_AUSGEWÄHLTER ABSCHNITT_.
┄┄┄┄┄┄┄┄┄┄┄┄┄┄┄┄┄┄┄┄

Samstag, 6. Dezember 2008

Das Klima und die Nordseeküste

Am 4. Dezember 2008 fand in der Aula der Geschwister-Scholl-Schule eine öffentliche Bau-und Umweltausschuss-Sitzung statt. Zu Beginn der Ausschuss-Sitzung hielt Herr Dr. Michael Schirmer einen Vortrag über den Klimawandel und seine Folgen für unsere Küste in Bremerhaven. Dafür hatten die Grünen über den E-Mail Verteiler der Stadtteilkonferenz Lehe eine Einladung verschicken lassen. Herr Schirmer ist ehrenamtlicher Hauptmann des Bremer Deichverbandes Rechts der Weser und Professor an der Universität Bremen.

Selbst wenn ich es wollte, wäre es unmöglich hier den gesamten Vortrag wiederzugeben, da ich die für eine Veranschaulichung nötigen Diagramme hier nicht wiedergeben kann. Ich habe aber im Internet eine Präsentation gefunden, die Herr Schirmer im Rahmen der "Hamburger Klimatage 2006" gezeigt hatte. Darin sind unter anderem auch Diagramme und Abbildungen aus seinem Vortrag in der Ausschusssitzung am 4. Dezember 2008 zu sehen (siehe unten, "zum Weiterlesen": Dr. Michael Schirmer - Klimafolgen und Klimafolgenanpassung). Ich beschränke mich deshalb auf eine kurze Zusammenfassung anhand meiner Stichwort-Notizen.

┄┄┄┄┄┄┄┄┄┄┄┄┄┄┄┄┄┄┄┄

_ZU LÖSENDE AUFGABE_. Nenne alle Schulen, Hochschulen, Parteien, Verbände und Gremien, die im Abschnitt über das Klima und die Nordseeküste namentlich vorkommen.

_INHALT DER DATEN_.
┄┄┄┄┄┄┄┄┄┄┄┄┄┄┄┄┄┄┄┄

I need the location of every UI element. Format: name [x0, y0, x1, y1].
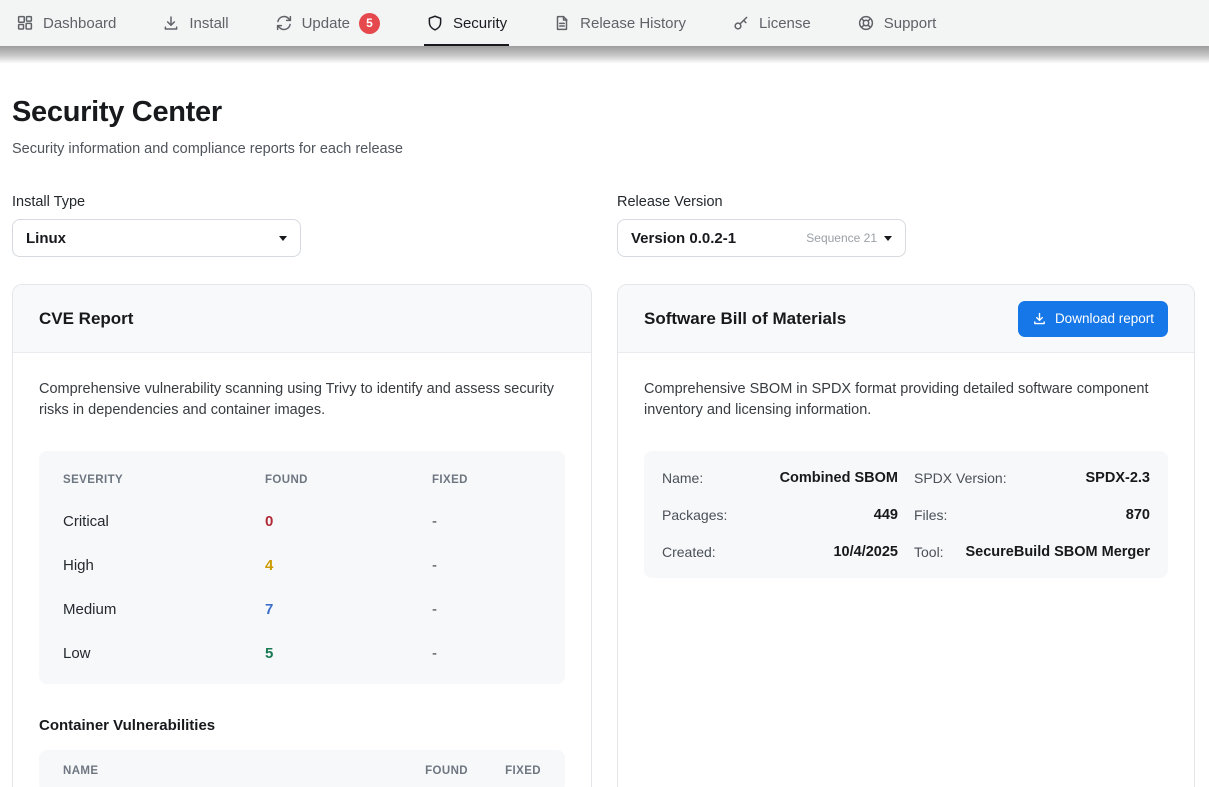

┄┄┄┄┄┄┄┄┄┄┄┄┄┄┄┄┄┄┄┄

_LÖSUNG DER AUFGABE_.
- Geschwister-Scholl-Schule
- Bau- und Umweltausschuss
- die Grünen
- Stadtteilkonferenz Lehe
- Bremer Deichverband Rechts der Weser
- Universität Bremen